Start of Listed records

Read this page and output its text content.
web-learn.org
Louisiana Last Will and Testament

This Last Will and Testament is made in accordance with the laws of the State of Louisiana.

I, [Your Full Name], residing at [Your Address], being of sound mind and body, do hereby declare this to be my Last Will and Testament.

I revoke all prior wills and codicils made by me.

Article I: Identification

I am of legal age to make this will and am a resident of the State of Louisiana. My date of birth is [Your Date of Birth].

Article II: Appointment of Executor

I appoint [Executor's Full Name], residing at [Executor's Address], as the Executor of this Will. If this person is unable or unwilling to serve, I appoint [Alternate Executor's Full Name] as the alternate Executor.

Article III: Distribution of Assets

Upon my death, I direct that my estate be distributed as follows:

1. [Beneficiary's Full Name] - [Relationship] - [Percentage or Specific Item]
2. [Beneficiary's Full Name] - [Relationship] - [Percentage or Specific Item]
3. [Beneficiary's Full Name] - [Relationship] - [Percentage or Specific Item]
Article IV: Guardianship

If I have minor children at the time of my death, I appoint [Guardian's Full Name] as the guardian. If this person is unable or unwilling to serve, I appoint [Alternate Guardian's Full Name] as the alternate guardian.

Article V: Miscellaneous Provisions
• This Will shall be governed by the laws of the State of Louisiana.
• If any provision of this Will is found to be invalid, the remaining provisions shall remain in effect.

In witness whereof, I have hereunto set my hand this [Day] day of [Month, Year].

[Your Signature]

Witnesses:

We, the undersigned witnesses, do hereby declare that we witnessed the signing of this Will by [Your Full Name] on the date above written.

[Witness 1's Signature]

End of Listed records

__Problem details__
From the data above, show each line that contains "Testament".

__Output of the task__
Louisiana Last Will and Testament
This Last Will and Testament is made in accordance with the laws of the State of Louisiana.
I, [Your Full Name], residing at [Your Address], being of sound mind and body, do hereby declare this to be my Last Will and Testament.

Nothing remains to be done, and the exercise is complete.